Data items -

## Start

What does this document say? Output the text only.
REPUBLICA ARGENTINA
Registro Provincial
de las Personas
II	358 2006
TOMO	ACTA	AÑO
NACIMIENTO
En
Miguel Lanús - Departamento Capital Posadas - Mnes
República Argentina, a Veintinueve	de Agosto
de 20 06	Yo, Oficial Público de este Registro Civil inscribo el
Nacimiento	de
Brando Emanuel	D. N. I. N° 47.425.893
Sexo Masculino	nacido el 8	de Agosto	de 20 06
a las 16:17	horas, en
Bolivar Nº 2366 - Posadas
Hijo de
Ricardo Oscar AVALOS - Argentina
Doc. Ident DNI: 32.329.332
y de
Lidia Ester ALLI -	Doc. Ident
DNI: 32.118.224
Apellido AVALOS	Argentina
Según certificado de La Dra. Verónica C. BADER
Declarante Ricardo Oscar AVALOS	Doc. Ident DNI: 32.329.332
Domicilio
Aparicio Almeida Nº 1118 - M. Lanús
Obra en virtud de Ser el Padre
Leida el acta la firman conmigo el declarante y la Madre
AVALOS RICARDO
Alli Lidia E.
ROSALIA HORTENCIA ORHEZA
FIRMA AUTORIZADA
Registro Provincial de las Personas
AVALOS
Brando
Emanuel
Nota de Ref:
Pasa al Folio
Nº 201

## End

WRITTEN EXERCISE - Your task is to output the full set of records exactly as presented.

EXERCISE RESULT -
What does this document say? Output the text only.
REPUBLICA ARGENTINA
Registro Provincial
de las Personas
II	358 2006
TOMO	ACTA	AÑO
NACIMIENTO
En
Miguel Lanús - Departamento Capital Posadas - Mnes
República Argentina, a Veintinueve	de Agosto
de 20 06	Yo, Oficial Público de este Registro Civil inscribo el
Nacimiento	de
Brando Emanuel	D. N. I. N° 47.425.893
Sexo Masculino	nacido el 8	de Agosto	de 20 06
a las 16:17	horas, en
Bolivar Nº 2366 - Posadas
Hijo de
Ricardo Oscar AVALOS - Argentina
Doc. Ident DNI: 32.329.332
y de
Lidia Ester ALLI -	Doc. Ident
DNI: 32.118.224
Apellido AVALOS	Argentina
Según certificado de La Dra. Verónica C. BADER
Declarante Ricardo Oscar AVALOS	Doc. Ident DNI: 32.329.332
Domicilio
Aparicio Almeida Nº 1118 - M. Lanús
Obra en virtud de Ser el Padre
Leida el acta la firman conmigo el declarante y la Madre
AVALOS RICARDO
Alli Lidia E.
ROSALIA HORTENCIA ORHEZA
FIRMA AUTORIZADA
Registro Provincial de las Personas
AVALOS
Brando
Emanuel
Nota de Ref:
Pasa al Folio
Nº 201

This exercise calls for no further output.